--- Selected passage ---

ElementTree's "iterparse" hybrid event stream parser

There's are hybrid approaches, and ElementTree includes a nice one. It uses a feed-oriented SAX parser to create the ElementTree. While it's creating the tree it can pass parts of the tree back to the caller, as an event stream.

This is more easily seen than explained. In the following I've asked iterparse to generate "start" and "end" elements. The default only generates "end" elements:

>>> from xml.etree import ElementTree as ET
>>> f.seek(0)
>>> for (event, ele) in ET.iterparse(f, ("start", "end")):
...   print repr(event), repr(ele.tag), repr(ele.text)
... 
'start' 'document' '\n '
'start' 'title' 'People working for me'
'end' 'title' 'People working for me'
'start' 'person' '\n   '
'start' 'name' 'Jim'
'end' 'name' 'Jim'
'start' 'title' 'Porch Light Switcher'
'end' 'title' 'Porch Light Switcher'
'start' '{http://xmlns.com/foaf/0.1/}homepage' None
'end' '{http://xmlns.com/foaf/0.1/}homepage' None
'end' 'person' '\n   '
'start' 'person' '\n   '
'start' 'name' 'Joe'
'end' 'name' 'Joe'
'start' 'title' 'Bottle Washer, 3rd class'
'end' 'title' 'Bottle Washer, 3rd class'
'start' '{http://xmlns.com/foaf/0.1/}nick' 'Joe-Joe'
'end' '{http://xmlns.com/foaf/0.1/}nick' 'Joe-Joe'
'end' 'person' '\n   '
'end' 'document' '\n '
>>> 
It's roughly the same as my Stackless-based parser, except that it returns ElementTree nodes instead of SAX event data. I was surprised to see that the 'start' element already contains the text after the start tag. This means it's already process the following character events up to the next element's start.

Here's how to get the text for the each person's title using iterparse

>>> f.seek(0)
>>> where = []
>>> for (event, ele) in ET.iterparse(f, ("start", "end")):
...   if event == "start":
...     where.append(ele.tag)
...   elif event == "end":
...     if where[-2:] == ["person", "title"]:
...       print repr(ele.text)
...     del where[-1]
... 
'Porch Light Switcher'
'Bottle Washer, 3rd class'
>>> 
This code is simpler than that previous cases because ElementTree is iterating over the tree while the tree is being built. The 'end' element will contain all the information about the tree underneath it. For example,
>>> f.seek(0)
>>> for (event, ele) in ET.iterparse(f):
...   # only asked for 'end' events, and there is only one type of 'person' tag
...   if ele.tag == 'person':
...     print repr(ele.find("name").text), "is a", repr(ele.find("title").text)

--- Data section ---

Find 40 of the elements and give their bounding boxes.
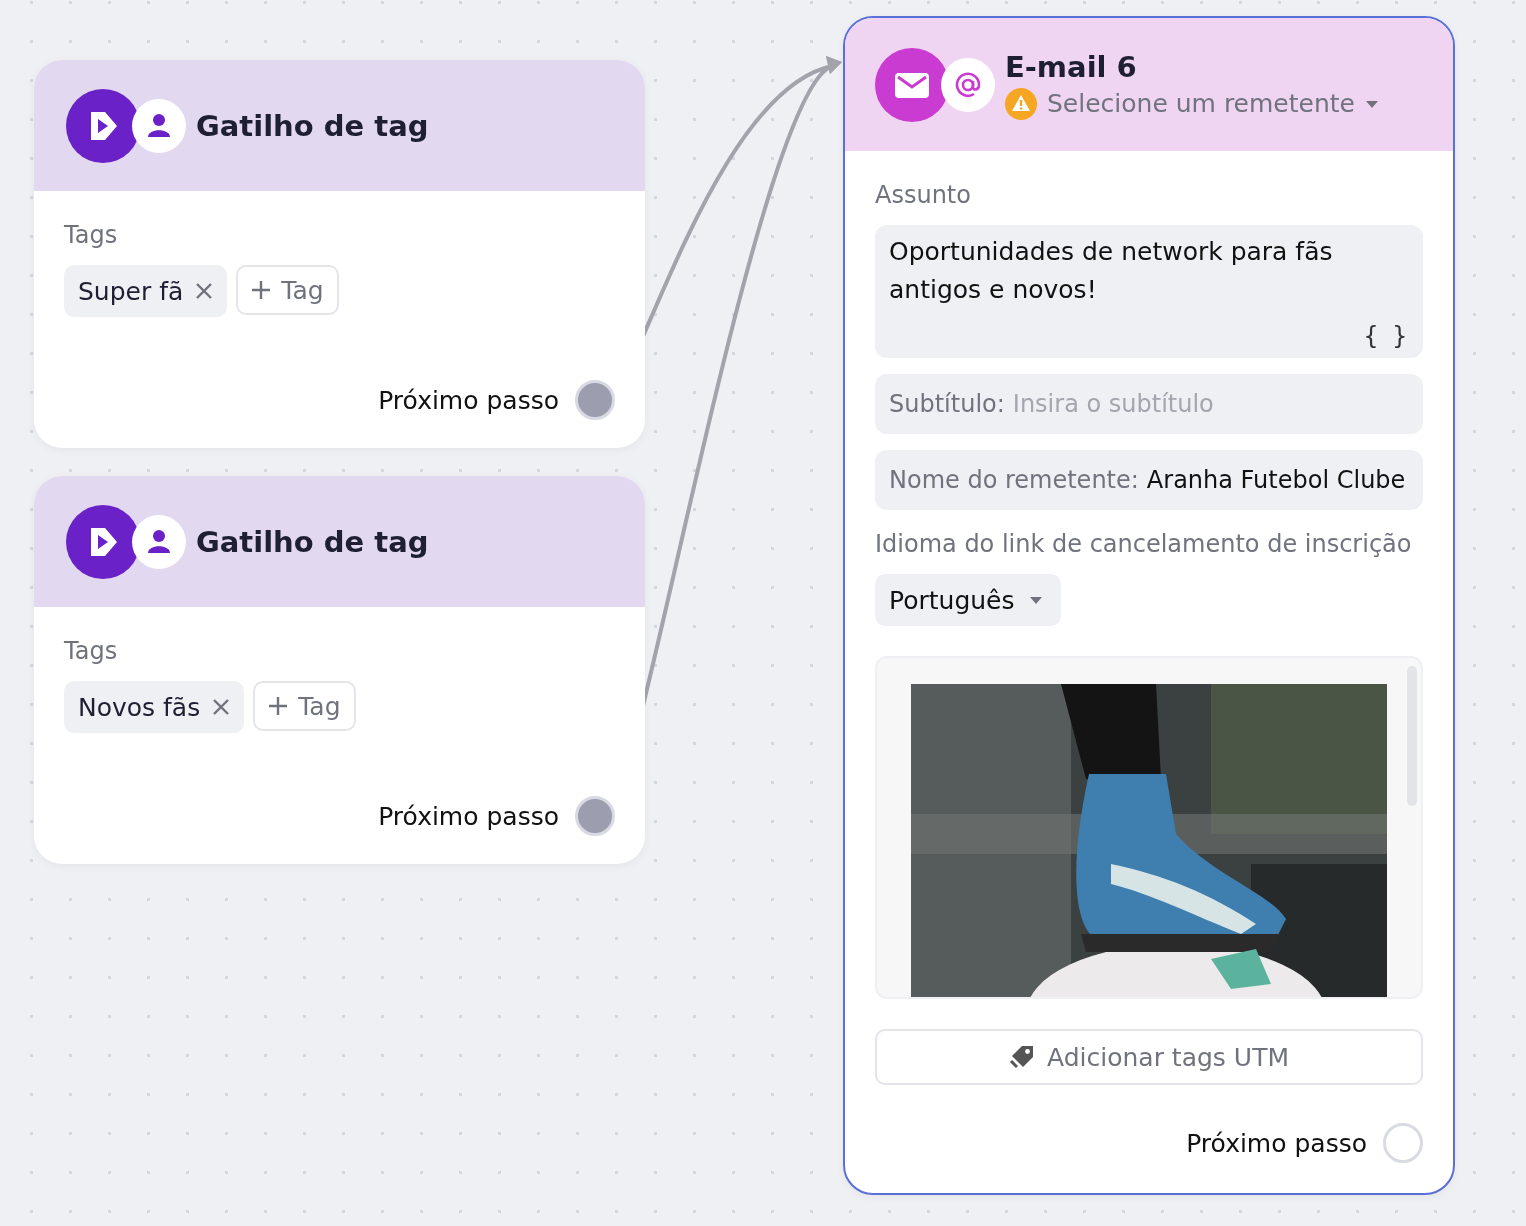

---

▶ Given instruction 1
Answer the following from the iterparse excerpt, one answer per line:
(a) Which events does iterparse generate by default?
(b) What surprised the author about the 'start' element?
(c) To what does the author say iterparse is roughly the same, and how does it differ?
▶ Given instruction 2
Continue the iterparse excerpt beyond its final line.

▶ Exercise answer 1
(a) Only "end" events.
(b) The 'start' element already contains the text that follows the start tag.
(c) The author's Stackless-based parser; iterparse differs in returning ElementTree nodes instead of SAX event data.

▶ Exercise answer 2
...     ele.clear()
... 
'Jim' is a 'Porch Light Switcher'
'Joe' is a 'Bottle Washer, 3rd class'
>>> 
See the ele.clear() in this example? That's the ElementTree method to remove all children from the element; to prune the tree while processing it. It's very handy when parsing record-oriented documents because in most cases once you've processed the record you don't need it any more and likely want to discard it so it doesn't take up memory.

By the way, the event-based methods (both stream and callback) are also nice because processing can occur while fetching data. For example, you can start processing the response from a URL request as the data comes in rather than waiting until the response is fully received and processed.

Using XPath selectors

None of the event-based schemes were as simple as using the ElementTree's "findall" method. In most examples I had to track the element stack myself to know that the "title" was under "person" and not under "document".

Years ago I heard about a streaming XML protocol which allowed XPath-based filters, just like "findall" takes an XPath. I decided to implement something like that myself. I've given the module the ever-so-graceful name 'iterparse_filter'. Use an IterParseFilter to define which fields you are interested in (via a very limited subset of XPath). In this case "person/title"

>>> f.seek(0)
>>> import iterparse_filter
>>> filter = iterparse_filter.IterParseFilter()
>>> filter.iter_end("person/title")
>>> for (event, ele) in filter.iterparse(f):
...   print repr(ele.text)
... 
'Porch Light Switcher'
'Bottle Washer, 3rd class'
>>> 
If I wanted all foaf elements I can filter on that namespace:
>>> f.seek(0)
>>> filter = iterparse_filter.IterParseFilter(
...    namespaces = {"foaf": "http://xmlns.com/foaf/0.1/"} )
>>> filter.iter_end("foaf:*")
>>> for (event, ele) in filter.iterparse(f):
...   print repr(ele.tag)
... 
'{http://xmlns.com/foaf/0.1/}homepage'
'{http://xmlns.com/foaf/0.1/}nick'
>>> 
(I also support Clark notation so I could have written the previous xpath as:
filter.iter_end("{http://xmlns.com/foaf/0.1/}*")
)

I can set up multiple filters

>>> f.seek(0)
>>> filter = iterparse_filter.IterParseFilter()
>>> filter.iter_end("/document/title")
>>> filter.iter_end("/document/person")
>>> for (event, ele) in filter.iterparse(f):
...   if ele.tag == "title": 
...     print "the title is", repr(ele.text)
...   else:
...     print "The person's name is", repr(ele.find("name").text)
... 
the title is 'People working for me'
The person's name is 'Jim'
The person's name is 'Joe'
>>> 
and have filters allowing the start element events:
>>> f.seek(0)
>>> filter = iterparse_filter.IterParseFilter()
>>> filter.iter_start("/document/person")
>>> filter.iter_end("person/title")  
>>> for (event, ele) in filter.iterparse(f):
...   if event == "start":  # can only be a person
...     print "Person:"
...   else:
...     print "  ", repr(ele.text)  # must be the title
...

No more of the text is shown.